Do not copy the pictures; transcribe all other material exactly.
# # # # # # #
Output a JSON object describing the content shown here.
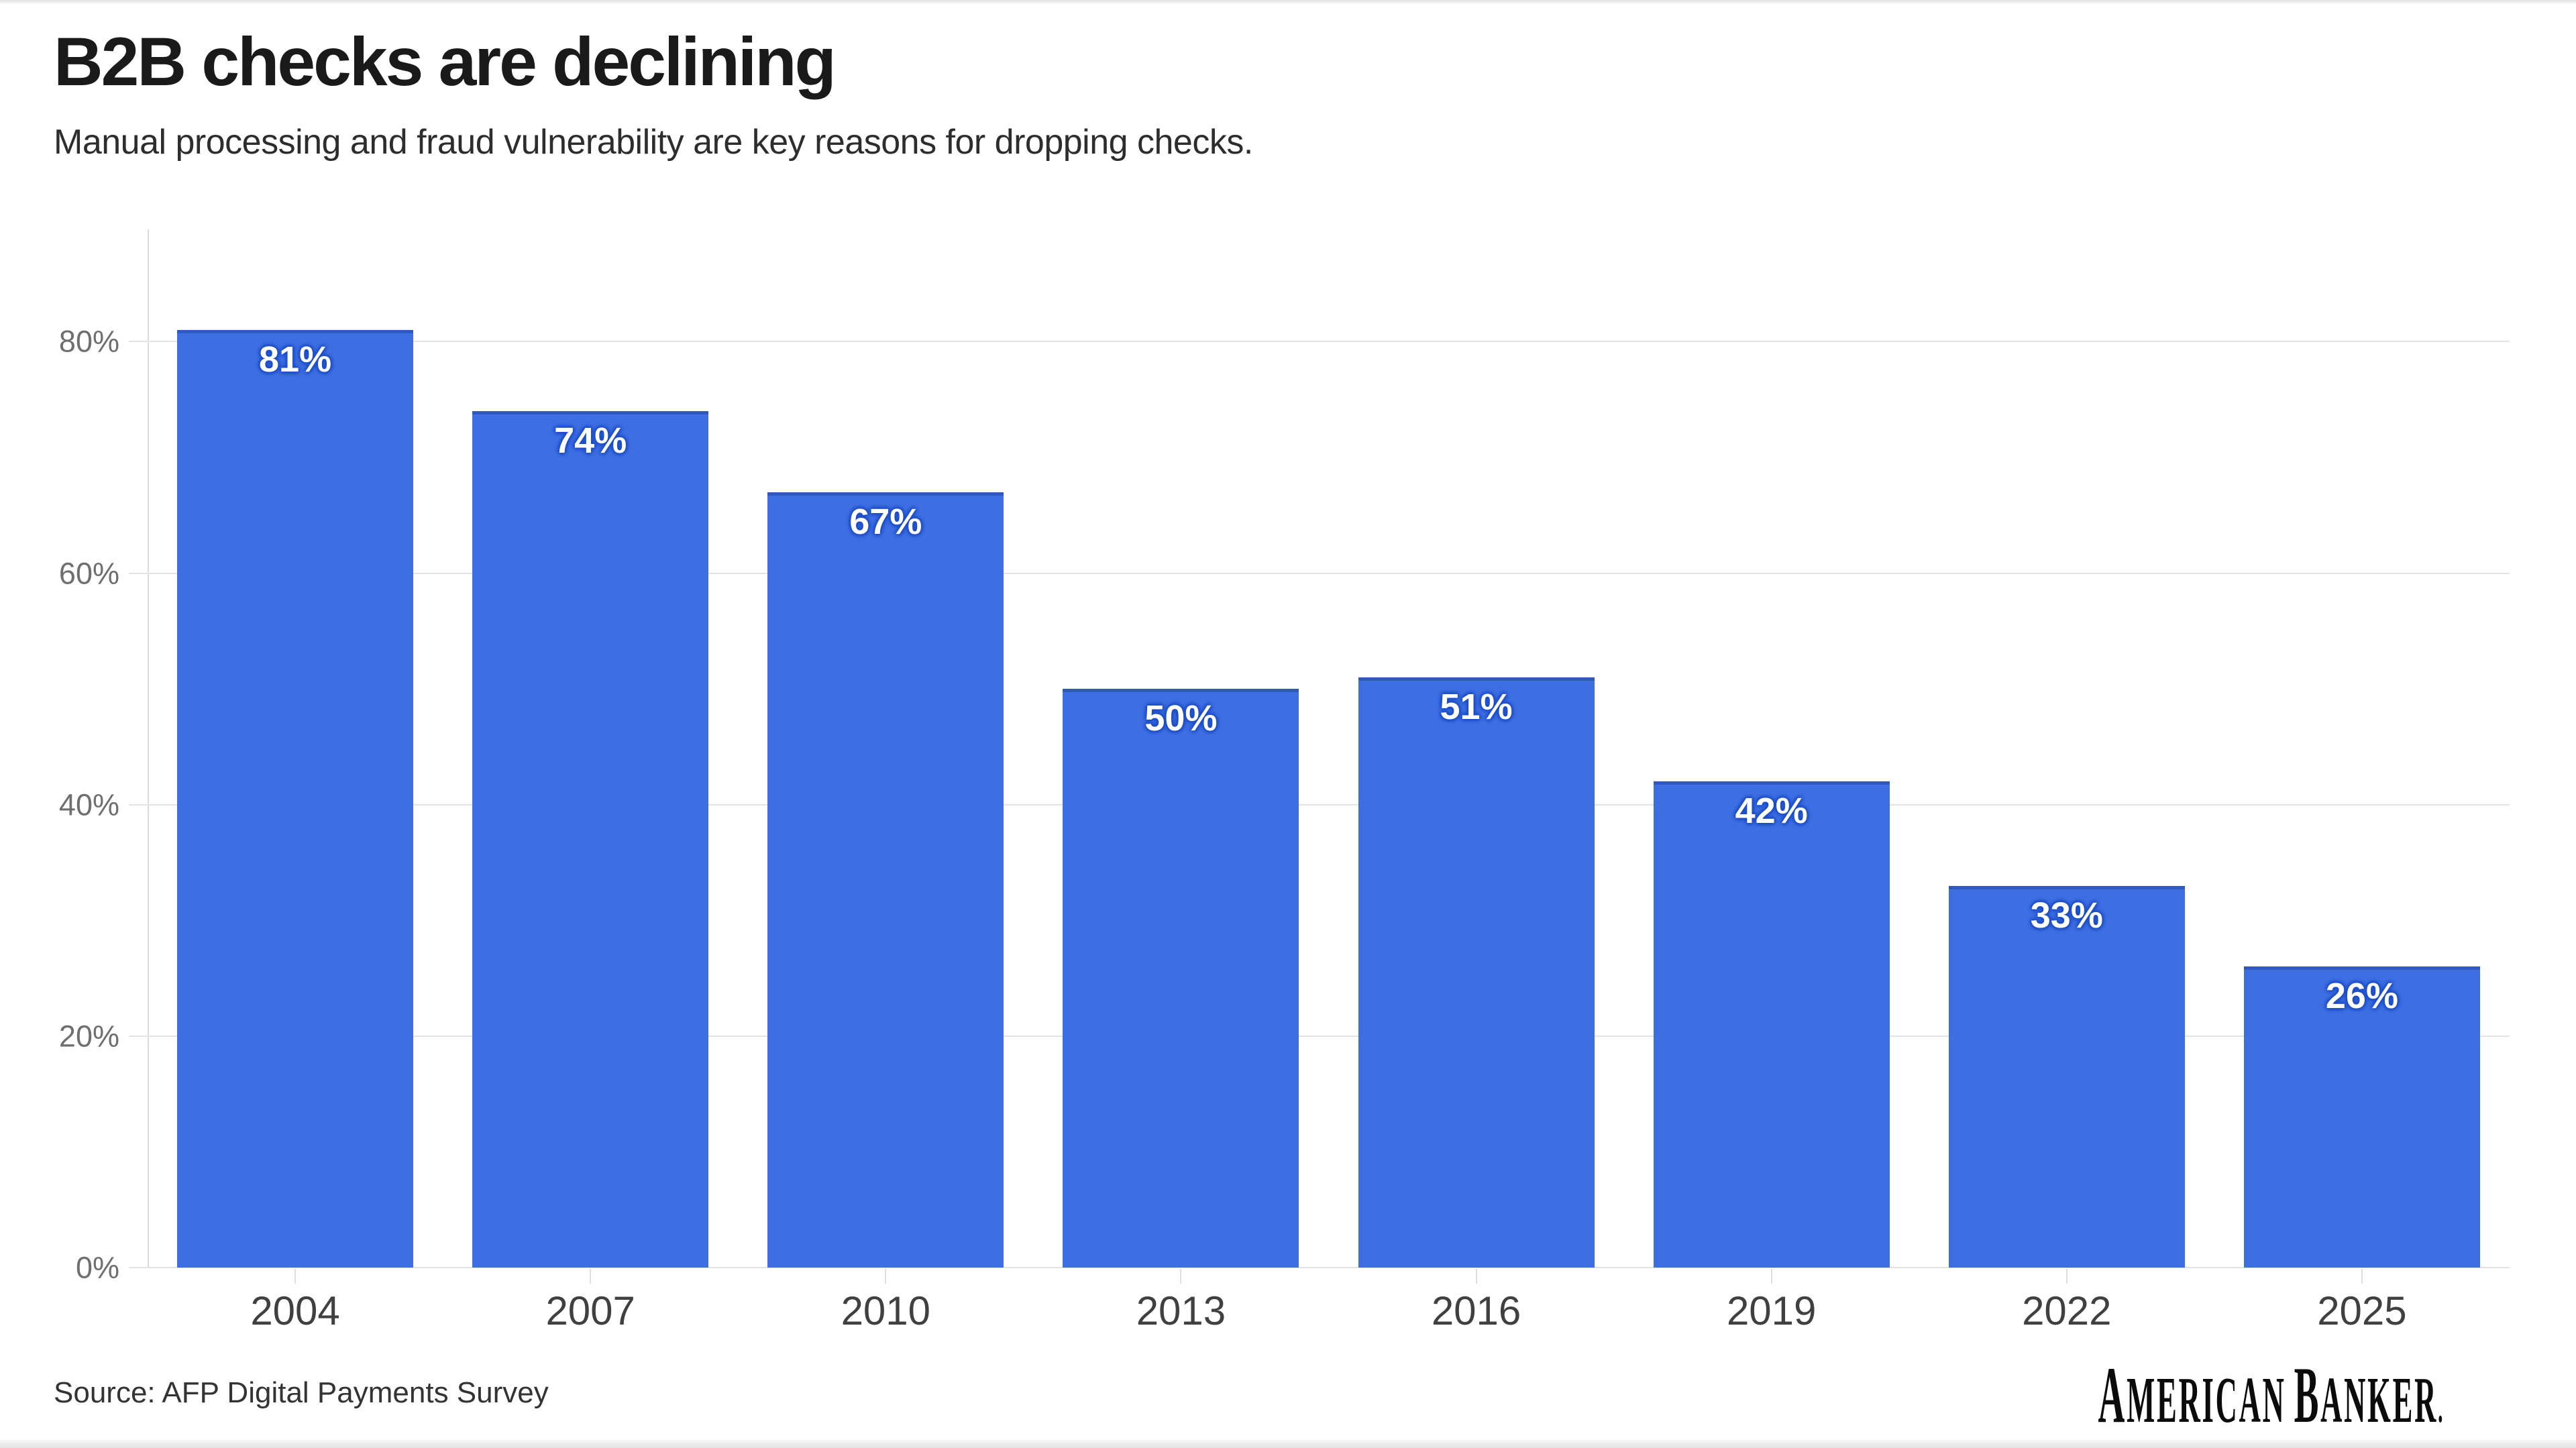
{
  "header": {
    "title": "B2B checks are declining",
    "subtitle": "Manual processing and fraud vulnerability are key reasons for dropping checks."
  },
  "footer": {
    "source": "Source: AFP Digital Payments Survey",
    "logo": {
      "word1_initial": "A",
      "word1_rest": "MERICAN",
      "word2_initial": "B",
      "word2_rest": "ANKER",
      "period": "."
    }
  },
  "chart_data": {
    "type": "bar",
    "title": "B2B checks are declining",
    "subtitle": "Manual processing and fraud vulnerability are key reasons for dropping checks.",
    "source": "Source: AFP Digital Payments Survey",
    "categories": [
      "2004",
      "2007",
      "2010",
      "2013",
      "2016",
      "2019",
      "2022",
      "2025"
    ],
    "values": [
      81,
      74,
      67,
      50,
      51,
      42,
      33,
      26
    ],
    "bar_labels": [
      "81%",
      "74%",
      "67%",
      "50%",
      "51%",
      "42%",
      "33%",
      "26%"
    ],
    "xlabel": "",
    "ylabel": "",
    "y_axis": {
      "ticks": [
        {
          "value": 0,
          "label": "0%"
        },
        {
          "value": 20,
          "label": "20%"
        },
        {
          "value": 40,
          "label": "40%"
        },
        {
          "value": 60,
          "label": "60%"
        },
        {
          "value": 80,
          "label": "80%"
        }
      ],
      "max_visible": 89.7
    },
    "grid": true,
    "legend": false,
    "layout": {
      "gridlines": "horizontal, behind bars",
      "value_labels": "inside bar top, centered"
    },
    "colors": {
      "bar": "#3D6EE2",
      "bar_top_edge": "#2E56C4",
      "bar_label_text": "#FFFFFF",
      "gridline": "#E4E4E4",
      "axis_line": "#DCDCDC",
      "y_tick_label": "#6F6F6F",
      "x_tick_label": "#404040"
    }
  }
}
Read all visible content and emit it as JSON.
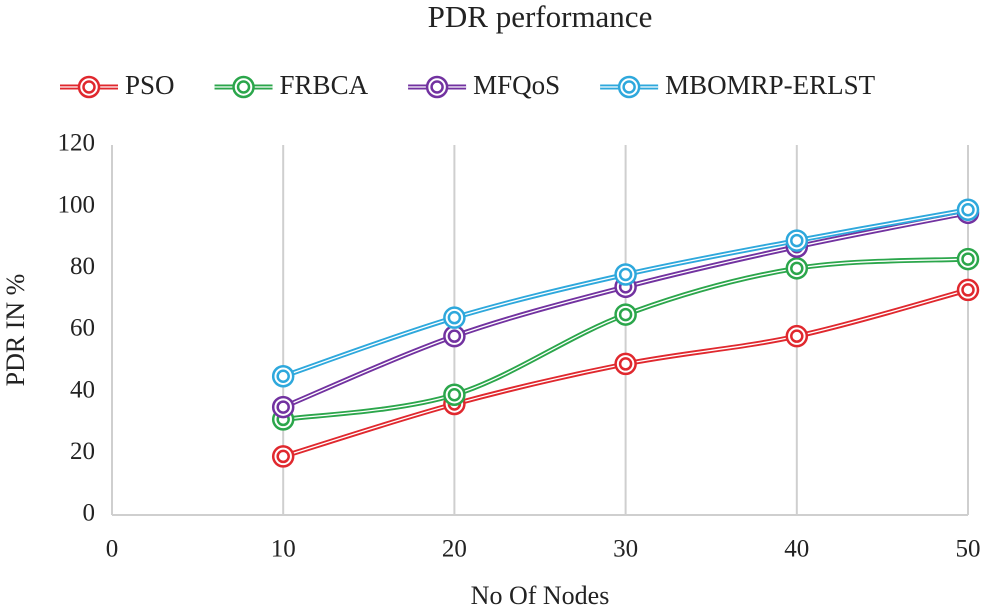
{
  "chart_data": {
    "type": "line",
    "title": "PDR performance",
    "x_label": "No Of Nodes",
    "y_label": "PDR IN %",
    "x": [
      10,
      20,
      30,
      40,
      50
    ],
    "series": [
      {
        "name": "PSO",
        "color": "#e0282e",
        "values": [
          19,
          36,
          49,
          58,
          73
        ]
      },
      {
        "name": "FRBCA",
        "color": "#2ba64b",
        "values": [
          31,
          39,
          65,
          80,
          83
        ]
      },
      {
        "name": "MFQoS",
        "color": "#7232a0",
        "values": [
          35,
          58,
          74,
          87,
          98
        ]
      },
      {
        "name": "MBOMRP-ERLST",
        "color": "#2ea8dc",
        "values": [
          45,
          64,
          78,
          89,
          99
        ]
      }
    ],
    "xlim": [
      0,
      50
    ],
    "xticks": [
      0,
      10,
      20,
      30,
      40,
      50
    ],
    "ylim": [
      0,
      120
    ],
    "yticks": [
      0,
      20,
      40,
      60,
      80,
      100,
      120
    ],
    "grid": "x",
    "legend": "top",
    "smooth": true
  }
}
# # # # # # #
Reply:
Output a JSON object describing the content shown here.
{
  "header": {
    "title": "B2B checks are declining",
    "subtitle": "Manual processing and fraud vulnerability are key reasons for dropping checks."
  },
  "footer": {
    "source": "Source: AFP Digital Payments Survey",
    "logo": {
      "word1_initial": "A",
      "word1_rest": "MERICAN",
      "word2_initial": "B",
      "word2_rest": "ANKER",
      "period": "."
    }
  },
  "chart_data": {
    "type": "bar",
    "title": "B2B checks are declining",
    "subtitle": "Manual processing and fraud vulnerability are key reasons for dropping checks.",
    "source": "Source: AFP Digital Payments Survey",
    "categories": [
      "2004",
      "2007",
      "2010",
      "2013",
      "2016",
      "2019",
      "2022",
      "2025"
    ],
    "values": [
      81,
      74,
      67,
      50,
      51,
      42,
      33,
      26
    ],
    "bar_labels": [
      "81%",
      "74%",
      "67%",
      "50%",
      "51%",
      "42%",
      "33%",
      "26%"
    ],
    "xlabel": "",
    "ylabel": "",
    "y_axis": {
      "ticks": [
        {
          "value": 0,
          "label": "0%"
        },
        {
          "value": 20,
          "label": "20%"
        },
        {
          "value": 40,
          "label": "40%"
        },
        {
          "value": 60,
          "label": "60%"
        },
        {
          "value": 80,
          "label": "80%"
        }
      ],
      "max_visible": 89.7
    },
    "grid": true,
    "legend": false,
    "layout": {
      "gridlines": "horizontal, behind bars",
      "value_labels": "inside bar top, centered"
    },
    "colors": {
      "bar": "#3D6EE2",
      "bar_top_edge": "#2E56C4",
      "bar_label_text": "#FFFFFF",
      "gridline": "#E4E4E4",
      "axis_line": "#DCDCDC",
      "y_tick_label": "#6F6F6F",
      "x_tick_label": "#404040"
    }
  }
}
Read all visible content and emit it as JSON.
{
  "chart_data": {
    "type": "line",
    "title": "PDR performance",
    "x_label": "No Of Nodes",
    "y_label": "PDR IN %",
    "x": [
      10,
      20,
      30,
      40,
      50
    ],
    "series": [
      {
        "name": "PSO",
        "color": "#e0282e",
        "values": [
          19,
          36,
          49,
          58,
          73
        ]
      },
      {
        "name": "FRBCA",
        "color": "#2ba64b",
        "values": [
          31,
          39,
          65,
          80,
          83
        ]
      },
      {
        "name": "MFQoS",
        "color": "#7232a0",
        "values": [
          35,
          58,
          74,
          87,
          98
        ]
      },
      {
        "name": "MBOMRP-ERLST",
        "color": "#2ea8dc",
        "values": [
          45,
          64,
          78,
          89,
          99
        ]
      }
    ],
    "xlim": [
      0,
      50
    ],
    "xticks": [
      0,
      10,
      20,
      30,
      40,
      50
    ],
    "ylim": [
      0,
      120
    ],
    "yticks": [
      0,
      20,
      40,
      60,
      80,
      100,
      120
    ],
    "grid": "x",
    "legend": "top",
    "smooth": true
  }
}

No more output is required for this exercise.